Provided text:
--- START ---
Antibiotic resistance among ocular pathogens is increasing in parallel with the increase of resistance in other systemic pathogens. The factors contributing to development of drug resistance among ocular isolates include overuse of antibiotics for systemic infection as well as overuse of topical antibiotics in the eye. [1] Other contributory factors may be improper dosing regimen, misuse of antibiotics for viral and other nonbacterial infections, extended duration of therapy and not in the least globalization and migration.
--- END ---
Input data:
--- START ---
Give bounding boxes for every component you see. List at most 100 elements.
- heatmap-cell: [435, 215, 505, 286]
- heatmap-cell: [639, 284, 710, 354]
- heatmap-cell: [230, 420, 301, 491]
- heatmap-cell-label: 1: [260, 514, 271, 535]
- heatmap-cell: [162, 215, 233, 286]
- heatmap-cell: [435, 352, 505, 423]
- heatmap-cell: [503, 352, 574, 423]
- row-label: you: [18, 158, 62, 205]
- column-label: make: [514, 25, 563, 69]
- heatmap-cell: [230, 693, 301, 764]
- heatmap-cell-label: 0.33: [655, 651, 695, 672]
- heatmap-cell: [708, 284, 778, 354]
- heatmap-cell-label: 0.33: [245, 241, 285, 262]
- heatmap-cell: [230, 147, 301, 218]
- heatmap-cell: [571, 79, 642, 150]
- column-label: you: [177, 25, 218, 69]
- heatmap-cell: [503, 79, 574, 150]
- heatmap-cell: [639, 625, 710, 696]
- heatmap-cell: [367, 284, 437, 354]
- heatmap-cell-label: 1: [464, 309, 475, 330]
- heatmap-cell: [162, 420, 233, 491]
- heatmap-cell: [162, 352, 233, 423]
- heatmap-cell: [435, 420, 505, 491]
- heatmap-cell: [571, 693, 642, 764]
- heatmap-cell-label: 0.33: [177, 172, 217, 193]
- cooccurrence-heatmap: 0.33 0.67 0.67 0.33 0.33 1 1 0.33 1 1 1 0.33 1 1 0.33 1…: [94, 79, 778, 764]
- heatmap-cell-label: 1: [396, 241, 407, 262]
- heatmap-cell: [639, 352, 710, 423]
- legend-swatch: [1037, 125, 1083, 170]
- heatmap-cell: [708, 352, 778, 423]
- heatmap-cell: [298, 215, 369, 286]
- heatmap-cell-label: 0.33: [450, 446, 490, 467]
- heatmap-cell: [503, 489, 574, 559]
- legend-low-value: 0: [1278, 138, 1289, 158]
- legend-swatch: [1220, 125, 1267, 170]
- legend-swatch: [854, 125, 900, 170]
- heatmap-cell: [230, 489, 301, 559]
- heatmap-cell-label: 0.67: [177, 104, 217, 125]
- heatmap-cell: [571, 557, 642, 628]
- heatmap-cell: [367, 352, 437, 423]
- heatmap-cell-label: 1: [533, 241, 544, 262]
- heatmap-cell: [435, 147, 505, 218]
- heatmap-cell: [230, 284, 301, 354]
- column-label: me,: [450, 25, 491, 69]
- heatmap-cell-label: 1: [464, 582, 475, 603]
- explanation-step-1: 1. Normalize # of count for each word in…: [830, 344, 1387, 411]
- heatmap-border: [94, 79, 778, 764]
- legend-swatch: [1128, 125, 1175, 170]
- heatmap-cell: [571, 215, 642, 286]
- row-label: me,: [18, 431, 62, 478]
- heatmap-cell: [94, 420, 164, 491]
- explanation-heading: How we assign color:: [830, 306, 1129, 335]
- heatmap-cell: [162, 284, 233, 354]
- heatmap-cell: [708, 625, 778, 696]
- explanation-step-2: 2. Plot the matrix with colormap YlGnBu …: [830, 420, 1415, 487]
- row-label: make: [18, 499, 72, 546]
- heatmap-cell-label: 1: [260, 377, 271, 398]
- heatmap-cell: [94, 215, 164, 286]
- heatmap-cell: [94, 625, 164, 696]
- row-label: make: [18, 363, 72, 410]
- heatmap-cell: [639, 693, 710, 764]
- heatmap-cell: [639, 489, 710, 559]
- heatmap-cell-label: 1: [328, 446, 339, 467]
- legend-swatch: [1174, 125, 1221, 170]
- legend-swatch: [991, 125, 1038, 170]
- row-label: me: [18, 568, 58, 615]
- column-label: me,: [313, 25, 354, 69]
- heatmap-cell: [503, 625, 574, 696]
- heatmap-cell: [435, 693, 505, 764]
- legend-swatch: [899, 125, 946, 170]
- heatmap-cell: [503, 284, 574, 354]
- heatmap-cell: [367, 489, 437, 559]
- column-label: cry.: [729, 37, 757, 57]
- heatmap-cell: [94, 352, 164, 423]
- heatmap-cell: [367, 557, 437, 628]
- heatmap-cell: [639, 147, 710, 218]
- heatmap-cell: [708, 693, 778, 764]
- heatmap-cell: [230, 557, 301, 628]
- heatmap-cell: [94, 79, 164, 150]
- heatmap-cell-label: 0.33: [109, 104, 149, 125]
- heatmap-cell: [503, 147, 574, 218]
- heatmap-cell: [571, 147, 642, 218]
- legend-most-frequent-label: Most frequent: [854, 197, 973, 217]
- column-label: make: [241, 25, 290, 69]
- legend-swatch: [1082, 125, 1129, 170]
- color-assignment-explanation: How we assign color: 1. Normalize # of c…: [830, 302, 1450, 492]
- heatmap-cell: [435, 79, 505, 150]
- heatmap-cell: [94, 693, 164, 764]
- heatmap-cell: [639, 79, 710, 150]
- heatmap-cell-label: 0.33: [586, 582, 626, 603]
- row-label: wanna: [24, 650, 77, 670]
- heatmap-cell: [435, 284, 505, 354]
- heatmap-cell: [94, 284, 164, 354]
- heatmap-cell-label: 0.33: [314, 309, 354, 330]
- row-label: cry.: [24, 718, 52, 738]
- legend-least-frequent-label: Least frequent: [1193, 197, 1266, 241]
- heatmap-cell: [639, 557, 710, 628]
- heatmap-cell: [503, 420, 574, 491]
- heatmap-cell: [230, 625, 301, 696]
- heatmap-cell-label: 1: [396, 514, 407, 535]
--- END ---
Work task 1:
Answer these from the antibiotic resistance passage:
(a) Resistance among ocular pathogens is rising in parallel with what?
(b) Which two kinds of antibiotic overuse are named as contributing to drug resistance among ocular isolates?
(c) For which infections is misuse of antibiotics listed as a contributory factor?
Work task 2:
Translate this sentence from the antibiotic resistance passage into Spanish: "Antibiotic resistance among ocular pathogens is increasing in parallel with the increase of resistance in other systemic pathogens."
Nothing here draws on the listing.

Worked solution 1:
(a) The increase of resistance in other systemic pathogens.
(b) Overuse of antibiotics for systemic infection and overuse of topical antibiotics in the eye.
(c) Viral and other nonbacterial infections.

Worked solution 2:
La resistencia a los antibióticos entre los patógenos oculares está aumentando en paralelo con el aumento de la resistencia en otros patógenos sistémicos.